▸ Problem requirements: Copy every line from the data below in which the string "animates" can be found.

___ Records for processing ___

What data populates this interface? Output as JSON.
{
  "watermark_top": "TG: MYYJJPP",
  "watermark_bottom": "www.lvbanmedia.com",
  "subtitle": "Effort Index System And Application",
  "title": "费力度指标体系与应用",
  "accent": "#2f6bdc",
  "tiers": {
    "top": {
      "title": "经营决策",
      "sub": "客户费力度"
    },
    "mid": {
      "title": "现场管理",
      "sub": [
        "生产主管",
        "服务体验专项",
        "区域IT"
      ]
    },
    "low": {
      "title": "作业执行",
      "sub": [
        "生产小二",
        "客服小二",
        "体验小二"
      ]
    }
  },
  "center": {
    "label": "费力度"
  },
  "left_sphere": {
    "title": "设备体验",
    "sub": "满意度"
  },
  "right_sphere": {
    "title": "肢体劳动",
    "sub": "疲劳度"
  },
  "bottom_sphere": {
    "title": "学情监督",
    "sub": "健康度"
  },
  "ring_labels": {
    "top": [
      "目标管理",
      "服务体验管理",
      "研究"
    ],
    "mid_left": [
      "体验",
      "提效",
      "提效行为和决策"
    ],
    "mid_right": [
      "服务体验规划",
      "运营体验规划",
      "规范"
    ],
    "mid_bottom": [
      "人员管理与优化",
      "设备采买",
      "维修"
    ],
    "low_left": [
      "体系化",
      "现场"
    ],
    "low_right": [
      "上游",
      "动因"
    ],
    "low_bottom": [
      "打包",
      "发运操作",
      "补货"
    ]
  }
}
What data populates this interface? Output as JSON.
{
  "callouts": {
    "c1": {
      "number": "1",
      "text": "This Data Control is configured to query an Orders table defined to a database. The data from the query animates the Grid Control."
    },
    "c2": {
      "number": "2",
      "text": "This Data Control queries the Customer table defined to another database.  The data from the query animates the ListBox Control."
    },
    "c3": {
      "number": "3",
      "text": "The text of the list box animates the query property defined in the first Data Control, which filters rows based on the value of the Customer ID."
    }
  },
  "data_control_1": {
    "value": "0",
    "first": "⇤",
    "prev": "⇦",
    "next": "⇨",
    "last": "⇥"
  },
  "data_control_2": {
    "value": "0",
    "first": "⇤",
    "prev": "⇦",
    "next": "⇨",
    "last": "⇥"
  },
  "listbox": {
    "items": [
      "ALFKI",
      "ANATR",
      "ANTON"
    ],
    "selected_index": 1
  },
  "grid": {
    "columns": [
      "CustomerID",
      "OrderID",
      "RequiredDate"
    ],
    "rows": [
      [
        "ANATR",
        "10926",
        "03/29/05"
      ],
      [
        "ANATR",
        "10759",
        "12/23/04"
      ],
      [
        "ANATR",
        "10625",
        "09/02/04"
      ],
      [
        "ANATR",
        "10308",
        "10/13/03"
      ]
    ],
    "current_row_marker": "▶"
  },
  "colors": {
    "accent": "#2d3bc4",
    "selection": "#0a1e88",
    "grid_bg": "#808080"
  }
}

___

▸ Reply to the task:
      "text": "This Data Control is configured to query an Orders table defined to a database. The data from the query animates the Grid Control."
      "text": "This Data Control queries the Customer table defined to another database.  The data from the query animates the ListBox Control."
      "text": "The text of the list box animates the query property defined in the first Data Control, which filters rows based on the value of the Customer ID."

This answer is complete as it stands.